* Consigne de travail
Poursuivez l'essai sur la place des femmes aux débuts du christianisme en reprenant juste après sa dernière phrase.

* Document source

::::::::::

Les autorités missionnaires et la direction prophétique des femmes

La vie religieuse telle que nous la connaissons aujourd'hui — aussi bien contemplative qu'active — a évolué au cours de deux mille ans. Dans cet essai, le premier d'une série de quatre, Christine Schenk, CSJ, nous explique, à travers l'étude de textes littéraires, l'importance des femmes dans l'histoire du christianisme.

Christine Shenck CSJ – Cité du Vatican

Quand j'étais une jeune religieuse de Saint-Joseph, j'avais un grand désir d’en savoir plus sur nos ancêtres dans la foi. Bien qu’étant passionnée par les textes bibliques, j'ai parfois du mal à m'y reconnaître, car les textes de notre lectionnaire parlent presque toujours de nos ancêtres hommes. Si l’on excepte Marie de Nazareth, les femmes disciples dévouées de Jésus sont pratiquement invisibles. Par la suite, lorsque j'ai commencé mes études de maîtrise en théologie au séminaire local, j'ai dévoré toutes les informations sur les femmes des débuts du christianisme. Dans cette série de quatre essais, je souhaite mettre en lumière les racines historiques des communautés religieuses féminines et peut-être aider les lectrices et les lecteurs à se reconnaître dans l'histoire des premiers chrétiens.

L'expansion du christianisme

Le «mouvement de Jésus» s’est répandu rapidement dans tout l’Empire romain également grâce à l’initiative de femmes qui étaient apôtres, prophètes, évangélistes, missionnaires, chefs d’églises domestiques et veuves. Sa croissance est également débitrice du soutien financier de femmes entrepreneures chrétiennes telles que Marie de Magdala et Jeanne (cf. Lc 8, 1-3), Lydie (cf. Ac 16, 11-40), Phébé (cf. Rm 16, 1-2), Olympiade, diaconesse du IVe siècle, et d'autres. C'est précisément ce que le Pape Benoît XVI a reconnu le 14 février 2007, lorsqu’il a déclaré que «l'histoire du christianisme aurait eu un développement bien différent s'il n'y avait pas eu le généreux apport de nombreuses femmes». «Dans le domaine de l'Eglise primitive, la présence féminine — ajoute-t-il — n'est absolument pas secondaire».

::::::::::

* Données fournies
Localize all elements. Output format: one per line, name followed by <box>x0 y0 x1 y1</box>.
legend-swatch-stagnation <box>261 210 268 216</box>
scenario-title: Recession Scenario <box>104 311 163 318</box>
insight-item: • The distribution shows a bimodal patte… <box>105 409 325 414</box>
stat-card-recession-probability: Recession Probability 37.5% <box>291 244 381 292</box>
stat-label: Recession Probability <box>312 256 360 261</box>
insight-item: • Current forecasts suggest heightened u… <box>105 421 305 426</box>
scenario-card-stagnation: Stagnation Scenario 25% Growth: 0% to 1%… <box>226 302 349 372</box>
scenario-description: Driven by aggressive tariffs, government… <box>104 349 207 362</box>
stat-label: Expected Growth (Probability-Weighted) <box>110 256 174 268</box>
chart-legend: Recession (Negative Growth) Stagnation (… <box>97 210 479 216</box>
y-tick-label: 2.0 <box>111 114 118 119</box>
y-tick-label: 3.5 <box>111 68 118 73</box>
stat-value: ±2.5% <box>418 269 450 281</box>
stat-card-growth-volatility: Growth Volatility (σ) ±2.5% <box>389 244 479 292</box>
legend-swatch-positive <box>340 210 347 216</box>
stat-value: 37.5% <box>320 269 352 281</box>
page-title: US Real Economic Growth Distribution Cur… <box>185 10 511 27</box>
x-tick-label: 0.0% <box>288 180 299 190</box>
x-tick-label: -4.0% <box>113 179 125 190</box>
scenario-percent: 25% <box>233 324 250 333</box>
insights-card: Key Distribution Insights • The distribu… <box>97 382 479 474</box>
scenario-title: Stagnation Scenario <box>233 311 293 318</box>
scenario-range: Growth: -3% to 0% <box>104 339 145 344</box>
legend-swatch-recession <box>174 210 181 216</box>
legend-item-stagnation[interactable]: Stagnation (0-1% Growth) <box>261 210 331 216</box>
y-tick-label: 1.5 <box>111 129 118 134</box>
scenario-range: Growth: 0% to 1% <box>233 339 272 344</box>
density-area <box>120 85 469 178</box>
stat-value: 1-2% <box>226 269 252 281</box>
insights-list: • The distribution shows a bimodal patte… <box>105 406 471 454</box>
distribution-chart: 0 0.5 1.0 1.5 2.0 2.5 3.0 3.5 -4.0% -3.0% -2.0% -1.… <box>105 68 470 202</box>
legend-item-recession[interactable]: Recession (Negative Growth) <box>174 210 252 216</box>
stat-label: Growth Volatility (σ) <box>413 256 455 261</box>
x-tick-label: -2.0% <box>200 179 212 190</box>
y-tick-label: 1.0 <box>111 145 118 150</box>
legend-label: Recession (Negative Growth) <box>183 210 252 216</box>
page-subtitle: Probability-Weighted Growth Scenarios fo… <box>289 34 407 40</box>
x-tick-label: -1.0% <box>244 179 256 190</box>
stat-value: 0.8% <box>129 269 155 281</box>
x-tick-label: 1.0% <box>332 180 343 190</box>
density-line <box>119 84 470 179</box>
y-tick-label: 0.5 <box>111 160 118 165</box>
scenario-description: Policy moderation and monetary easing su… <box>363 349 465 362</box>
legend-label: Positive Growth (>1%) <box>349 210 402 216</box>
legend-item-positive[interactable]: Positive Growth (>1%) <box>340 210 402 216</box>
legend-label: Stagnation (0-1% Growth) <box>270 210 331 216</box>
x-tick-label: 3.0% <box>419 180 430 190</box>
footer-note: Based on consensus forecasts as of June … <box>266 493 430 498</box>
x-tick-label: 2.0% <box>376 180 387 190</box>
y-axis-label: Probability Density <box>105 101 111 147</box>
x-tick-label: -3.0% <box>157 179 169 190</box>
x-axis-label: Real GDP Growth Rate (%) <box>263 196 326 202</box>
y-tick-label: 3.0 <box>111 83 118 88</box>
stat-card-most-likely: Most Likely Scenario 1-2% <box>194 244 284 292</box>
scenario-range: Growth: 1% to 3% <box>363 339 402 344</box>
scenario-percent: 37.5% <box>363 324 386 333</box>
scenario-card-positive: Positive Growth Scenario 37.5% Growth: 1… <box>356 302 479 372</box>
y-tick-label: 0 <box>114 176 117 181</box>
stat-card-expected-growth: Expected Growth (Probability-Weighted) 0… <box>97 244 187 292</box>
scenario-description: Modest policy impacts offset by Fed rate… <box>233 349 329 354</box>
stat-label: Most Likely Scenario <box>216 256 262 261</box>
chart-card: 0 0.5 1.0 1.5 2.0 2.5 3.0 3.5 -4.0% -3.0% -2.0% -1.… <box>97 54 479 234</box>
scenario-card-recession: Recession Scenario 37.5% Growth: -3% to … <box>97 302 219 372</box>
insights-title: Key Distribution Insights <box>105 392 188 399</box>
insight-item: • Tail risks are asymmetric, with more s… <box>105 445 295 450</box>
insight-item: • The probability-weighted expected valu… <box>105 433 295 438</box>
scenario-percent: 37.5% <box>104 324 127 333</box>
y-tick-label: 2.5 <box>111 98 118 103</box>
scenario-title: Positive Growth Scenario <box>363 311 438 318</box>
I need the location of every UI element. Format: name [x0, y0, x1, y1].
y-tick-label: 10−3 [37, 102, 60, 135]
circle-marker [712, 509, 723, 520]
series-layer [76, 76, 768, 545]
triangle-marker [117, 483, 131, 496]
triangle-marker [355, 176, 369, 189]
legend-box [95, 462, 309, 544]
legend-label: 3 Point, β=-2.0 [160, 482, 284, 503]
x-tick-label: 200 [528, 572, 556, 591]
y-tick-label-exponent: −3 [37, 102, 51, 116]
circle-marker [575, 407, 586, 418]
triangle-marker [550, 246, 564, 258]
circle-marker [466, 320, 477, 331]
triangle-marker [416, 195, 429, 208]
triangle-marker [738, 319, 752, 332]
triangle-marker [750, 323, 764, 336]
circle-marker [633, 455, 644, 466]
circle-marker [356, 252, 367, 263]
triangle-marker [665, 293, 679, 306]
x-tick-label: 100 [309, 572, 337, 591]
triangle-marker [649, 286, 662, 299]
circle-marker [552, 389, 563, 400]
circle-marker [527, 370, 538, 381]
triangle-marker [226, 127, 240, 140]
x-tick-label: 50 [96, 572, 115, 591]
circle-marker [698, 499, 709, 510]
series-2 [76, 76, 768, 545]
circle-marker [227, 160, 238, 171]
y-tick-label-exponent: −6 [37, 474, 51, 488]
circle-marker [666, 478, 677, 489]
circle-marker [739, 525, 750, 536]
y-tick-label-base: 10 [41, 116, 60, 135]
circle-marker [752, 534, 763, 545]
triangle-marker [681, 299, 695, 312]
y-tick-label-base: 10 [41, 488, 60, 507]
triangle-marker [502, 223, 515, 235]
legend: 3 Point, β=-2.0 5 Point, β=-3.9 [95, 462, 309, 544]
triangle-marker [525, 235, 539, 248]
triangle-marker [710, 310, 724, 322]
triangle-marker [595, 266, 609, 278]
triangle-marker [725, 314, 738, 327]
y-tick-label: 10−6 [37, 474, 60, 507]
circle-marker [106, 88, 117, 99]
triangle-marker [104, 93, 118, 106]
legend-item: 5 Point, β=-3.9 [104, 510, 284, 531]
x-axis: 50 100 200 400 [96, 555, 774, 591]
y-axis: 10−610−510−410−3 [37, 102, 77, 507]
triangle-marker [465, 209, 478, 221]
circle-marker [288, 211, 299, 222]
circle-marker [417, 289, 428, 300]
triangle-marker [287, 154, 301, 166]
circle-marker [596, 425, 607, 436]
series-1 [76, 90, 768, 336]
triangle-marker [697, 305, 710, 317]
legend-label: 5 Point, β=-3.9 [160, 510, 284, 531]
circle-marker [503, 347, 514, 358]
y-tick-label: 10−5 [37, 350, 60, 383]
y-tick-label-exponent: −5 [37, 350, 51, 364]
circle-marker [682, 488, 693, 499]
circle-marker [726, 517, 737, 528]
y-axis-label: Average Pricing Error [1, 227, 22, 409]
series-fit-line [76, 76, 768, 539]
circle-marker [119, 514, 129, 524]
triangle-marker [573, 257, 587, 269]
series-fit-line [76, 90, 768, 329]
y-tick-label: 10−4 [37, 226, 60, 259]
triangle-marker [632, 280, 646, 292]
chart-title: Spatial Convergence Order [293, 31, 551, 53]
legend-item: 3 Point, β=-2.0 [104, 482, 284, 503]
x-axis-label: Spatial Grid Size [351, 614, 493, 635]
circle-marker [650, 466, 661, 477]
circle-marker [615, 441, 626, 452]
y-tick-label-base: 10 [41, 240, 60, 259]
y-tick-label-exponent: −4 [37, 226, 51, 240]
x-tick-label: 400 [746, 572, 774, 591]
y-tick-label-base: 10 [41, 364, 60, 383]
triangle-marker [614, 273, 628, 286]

::::::::::

* Réponse ci-dessous
L'Église domestique

Les premières Eglises domestiques étaient dirigées par des femmes telles que Grapte, qui, au IIe siècle, était à la tête de la communauté des veuves qui prenaient soin des orphelins à Rome, et Tabitha, une veuve du Ier siècle «riche des bonnes œuvres et des aumônes qu'elle faisait» (cf. Ac 9, 36-43), qui fonda une communauté d’Eglise domestique à Jaffa. C’est grâce aux églises domestiques que les premiers chrétiens eurent accès aux réseaux qui les mirent en contact avec des personnes issues de différentes classes sociales.

Lorsqu'une femme chef de famille, telle une veuve aisée comme Tabitha ou une femme affranchie comme Prisca (cf. Rm 16, 3-5), se convertissait au christianisme, les évangélistes chrétiens tels que Junie (cf. Rm 16, 7) ou Paul avaient accès non seulement à leur foyer mais aussi à leur clientèle. Cela signifiait que les esclaves, les affranchis, les enfants, et toutes les personnes qui pour des raisons professionnelles étaient en contact avec ces femmes, se seraient converties. C’est ainsi que lorsque Paul convertit Lydie (cf. Ac 16, 11-15), il eut automatiquement accès à un large éventail de relations sociales et donc à un public potentiellement très large.

Dans leur ouvrage intitulé A Woman's Place, Carolyn Osiek et Margaret Y. MacDonald démontrent que des femmes chrétiennes issues de classes sociales inférieures purent créer de petites entreprises au sein de leurs réseaux chrétiens et purent ainsi acquérir une certaine sécurité économique. Cela comportait à son tour l’accès à une classe supérieure et donc à une plus grande liberté de mouvement, notamment au sein de la famille élargie de l’antiquité.

Les "boutiques" de Filippi. C'est peut-être ici que Lidia vendait ses tissus teints en violet (photo de l'auteure).
Les "boutiques" de Filippi. C'est peut-être ici que Lidia vendait ses tissus teints en violet (photo de l'auteure).

L'évangélisation féminine

Celse, un critique bien connu de l’Église des origines, avait une mauvaise opinion de l’évangélisation féminine. Cependant, il fournit involontairement une preuve indépendante de l'action des femmes aux débuts du christianisme lorsqu'il déclara que les chrétiens persuadaient les personnes à quitter «leurs précepteurs et leur père, et aller avec les autres enfants, leurs compagnons de jeux dans les maisons des femmes ou dans l’atelier du cordonnier ou dans celui des foulons» (Origène, Contre Celse).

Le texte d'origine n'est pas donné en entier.